DATASET RECORDS:
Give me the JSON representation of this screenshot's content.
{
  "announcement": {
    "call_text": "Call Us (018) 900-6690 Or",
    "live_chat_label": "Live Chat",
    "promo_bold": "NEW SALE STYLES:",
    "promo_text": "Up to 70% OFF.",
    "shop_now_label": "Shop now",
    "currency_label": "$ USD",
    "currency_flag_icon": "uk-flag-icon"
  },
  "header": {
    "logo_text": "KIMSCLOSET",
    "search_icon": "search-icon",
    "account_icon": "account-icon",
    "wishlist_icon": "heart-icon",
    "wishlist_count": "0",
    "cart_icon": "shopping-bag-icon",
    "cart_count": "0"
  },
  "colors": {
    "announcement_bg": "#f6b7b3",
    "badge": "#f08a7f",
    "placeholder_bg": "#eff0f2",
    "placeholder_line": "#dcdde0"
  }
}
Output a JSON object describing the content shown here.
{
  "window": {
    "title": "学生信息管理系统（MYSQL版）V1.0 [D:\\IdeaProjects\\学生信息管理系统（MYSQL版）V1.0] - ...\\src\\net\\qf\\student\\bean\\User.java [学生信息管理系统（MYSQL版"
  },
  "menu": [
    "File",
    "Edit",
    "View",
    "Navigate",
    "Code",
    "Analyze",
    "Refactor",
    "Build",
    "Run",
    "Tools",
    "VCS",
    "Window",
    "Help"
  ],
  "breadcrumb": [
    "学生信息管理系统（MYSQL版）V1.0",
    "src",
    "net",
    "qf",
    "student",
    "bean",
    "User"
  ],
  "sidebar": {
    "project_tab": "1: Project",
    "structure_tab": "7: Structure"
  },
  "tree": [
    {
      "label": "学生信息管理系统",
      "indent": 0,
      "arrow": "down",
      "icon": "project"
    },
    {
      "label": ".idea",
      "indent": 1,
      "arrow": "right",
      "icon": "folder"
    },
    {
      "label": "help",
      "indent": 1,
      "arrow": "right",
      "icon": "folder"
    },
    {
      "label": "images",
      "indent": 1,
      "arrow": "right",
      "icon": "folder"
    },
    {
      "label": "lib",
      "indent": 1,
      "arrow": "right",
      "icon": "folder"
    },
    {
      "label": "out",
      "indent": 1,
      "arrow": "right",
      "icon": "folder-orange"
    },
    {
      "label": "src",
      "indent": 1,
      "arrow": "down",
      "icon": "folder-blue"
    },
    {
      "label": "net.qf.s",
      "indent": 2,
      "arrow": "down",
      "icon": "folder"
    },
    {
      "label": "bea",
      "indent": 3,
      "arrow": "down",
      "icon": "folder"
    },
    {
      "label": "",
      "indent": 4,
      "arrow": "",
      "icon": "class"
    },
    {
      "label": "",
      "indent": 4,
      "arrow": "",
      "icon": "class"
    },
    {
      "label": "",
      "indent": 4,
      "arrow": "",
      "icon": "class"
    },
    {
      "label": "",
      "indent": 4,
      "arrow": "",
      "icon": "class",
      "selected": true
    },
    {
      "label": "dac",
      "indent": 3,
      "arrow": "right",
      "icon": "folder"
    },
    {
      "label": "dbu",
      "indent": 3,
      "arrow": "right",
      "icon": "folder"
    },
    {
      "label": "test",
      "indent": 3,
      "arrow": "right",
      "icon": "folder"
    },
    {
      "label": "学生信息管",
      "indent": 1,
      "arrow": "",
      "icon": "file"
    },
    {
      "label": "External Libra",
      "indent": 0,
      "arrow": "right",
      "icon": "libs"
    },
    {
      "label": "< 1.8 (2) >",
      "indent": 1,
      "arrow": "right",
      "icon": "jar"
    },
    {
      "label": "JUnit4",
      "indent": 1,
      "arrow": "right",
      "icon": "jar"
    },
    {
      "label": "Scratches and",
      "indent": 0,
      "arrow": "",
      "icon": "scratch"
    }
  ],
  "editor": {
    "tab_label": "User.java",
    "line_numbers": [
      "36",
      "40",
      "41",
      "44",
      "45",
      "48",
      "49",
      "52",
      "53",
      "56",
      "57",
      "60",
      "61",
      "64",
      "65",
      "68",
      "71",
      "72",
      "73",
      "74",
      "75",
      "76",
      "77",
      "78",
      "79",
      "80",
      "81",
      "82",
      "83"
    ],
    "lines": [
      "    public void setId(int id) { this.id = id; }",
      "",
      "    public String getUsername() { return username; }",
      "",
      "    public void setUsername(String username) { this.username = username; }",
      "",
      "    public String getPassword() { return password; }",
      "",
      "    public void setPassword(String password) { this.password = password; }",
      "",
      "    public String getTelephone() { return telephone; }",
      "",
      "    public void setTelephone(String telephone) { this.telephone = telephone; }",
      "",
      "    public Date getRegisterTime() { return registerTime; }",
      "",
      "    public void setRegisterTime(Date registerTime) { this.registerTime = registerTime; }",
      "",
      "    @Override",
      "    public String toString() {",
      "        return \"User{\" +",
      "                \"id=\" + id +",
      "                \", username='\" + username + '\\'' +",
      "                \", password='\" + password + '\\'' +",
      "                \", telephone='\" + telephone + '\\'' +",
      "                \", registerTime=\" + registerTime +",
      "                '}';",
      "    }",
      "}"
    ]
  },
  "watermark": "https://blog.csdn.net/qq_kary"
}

STATED TASK:
List all lines above in which the string "Date" appears.

OUTPUT BELOW:
      "    public Date getRegisterTime() { return registerTime; }",
      "    public void setRegisterTime(Date registerTime) { this.registerTime = registerTime; }",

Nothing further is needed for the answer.